** Problem **
Repeat all the records exactly, omitting pictures.

** Data excerpts **
▬▬▬

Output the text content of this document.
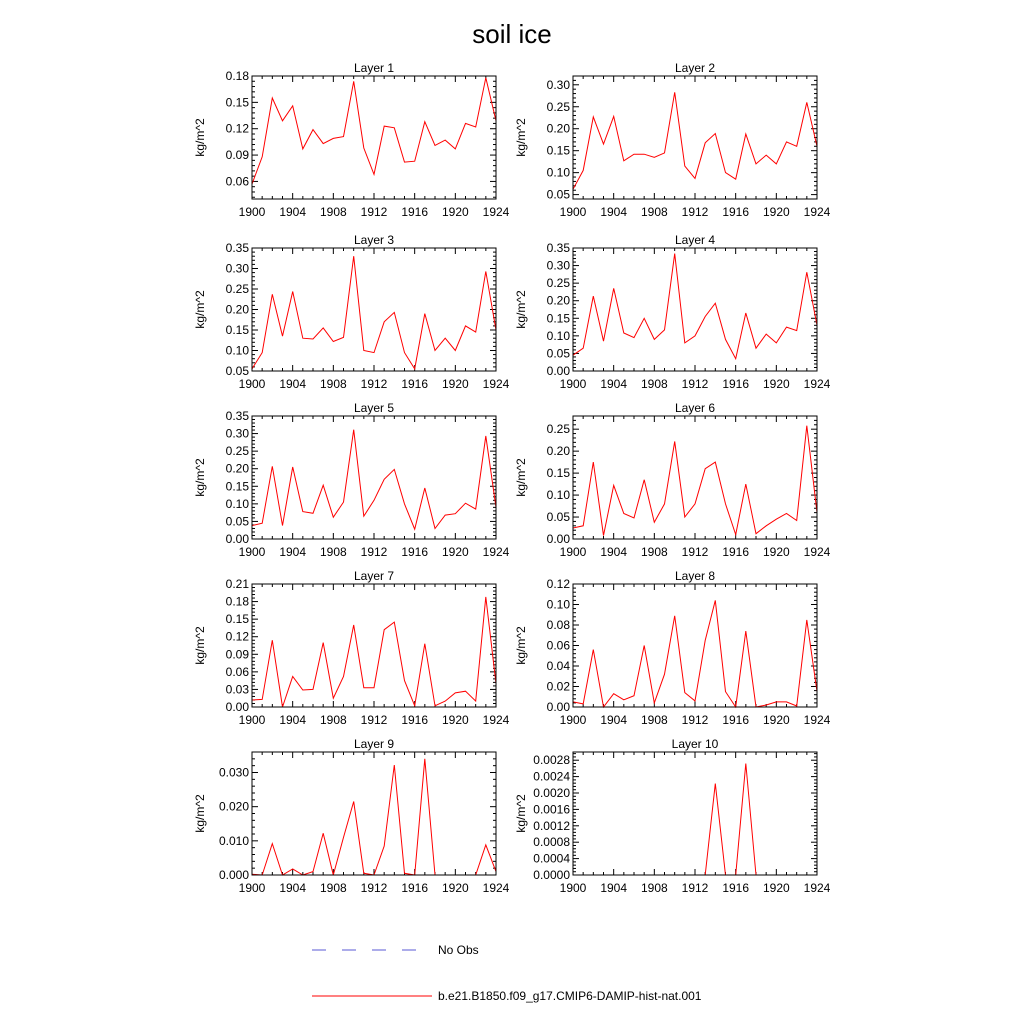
soil ice
Layer 1
1900 1904 1908 1912 1916 1920 1924
0.06
0.09
0.12
0.15
0.18
kg/m^2
Layer 2
1900 1904 1908 1912 1916 1920 1924
0.05
0.10
0.15
0.20
0.25
0.30
kg/m^2
Layer 3
1900 1904 1908 1912 1916 1920 1924
0.05
0.10
0.15
0.20
0.25
0.30
0.35
kg/m^2
Layer 4
1900 1904 1908 1912 1916 1920 1924
0.00
0.05
0.10
0.15
0.20
0.25
0.30
0.35
kg/m^2
Layer 5
1900 1904 1908 1912 1916 1920 1924
0.00
0.05
0.10
0.15
0.20
0.25
0.30
0.35
kg/m^2
Layer 6
1900 1904 1908 1912 1916 1920 1924
0.00
0.05
0.10
0.15
0.20
0.25
kg/m^2
Layer 7
1900 1904 1908 1912 1916 1920 1924
0.00
0.03
0.06
0.09
0.12
0.15
0.18
0.21
kg/m^2
Layer 8
1900 1904 1908 1912 1916 1920 1924
0.00
0.02
0.04
0.06
0.08
0.10
0.12
kg/m^2
Layer 9
1900 1904 1908 1912 1916 1920 1924
0.000
0.010
0.020
0.030
kg/m^2
Layer 10
1900 1904 1908 1912 1916 1920 1924
0.0000
0.0004
0.0008
0.0012
0.0016
0.0020
0.0024
0.0028
kg/m^2
No Obs
b.e21.B1850.f09_g17.CMIP6-DAMIP-hist-nat.001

▬▬▬

** Reply to the exercise **
Output the text content of this document.
soil ice
Layer 1
1900 1904 1908 1912 1916 1920 1924
0.06
0.09
0.12
0.15
0.18
kg/m^2
Layer 2
1900 1904 1908 1912 1916 1920 1924
0.05
0.10
0.15
0.20
0.25
0.30
kg/m^2
Layer 3
1900 1904 1908 1912 1916 1920 1924
0.05
0.10
0.15
0.20
0.25
0.30
0.35
kg/m^2
Layer 4
1900 1904 1908 1912 1916 1920 1924
0.00
0.05
0.10
0.15
0.20
0.25
0.30
0.35
kg/m^2
Layer 5
1900 1904 1908 1912 1916 1920 1924
0.00
0.05
0.10
0.15
0.20
0.25
0.30
0.35
kg/m^2
Layer 6
1900 1904 1908 1912 1916 1920 1924
0.00
0.05
0.10
0.15
0.20
0.25
kg/m^2
Layer 7
1900 1904 1908 1912 1916 1920 1924
0.00
0.03
0.06
0.09
0.12
0.15
0.18
0.21
kg/m^2
Layer 8
1900 1904 1908 1912 1916 1920 1924
0.00
0.02
0.04
0.06
0.08
0.10
0.12
kg/m^2
Layer 9
1900 1904 1908 1912 1916 1920 1924
0.000
0.010
0.020
0.030
kg/m^2
Layer 10
1900 1904 1908 1912 1916 1920 1924
0.0000
0.0004
0.0008
0.0012
0.0016
0.0020
0.0024
0.0028
kg/m^2
No Obs
b.e21.B1850.f09_g17.CMIP6-DAMIP-hist-nat.001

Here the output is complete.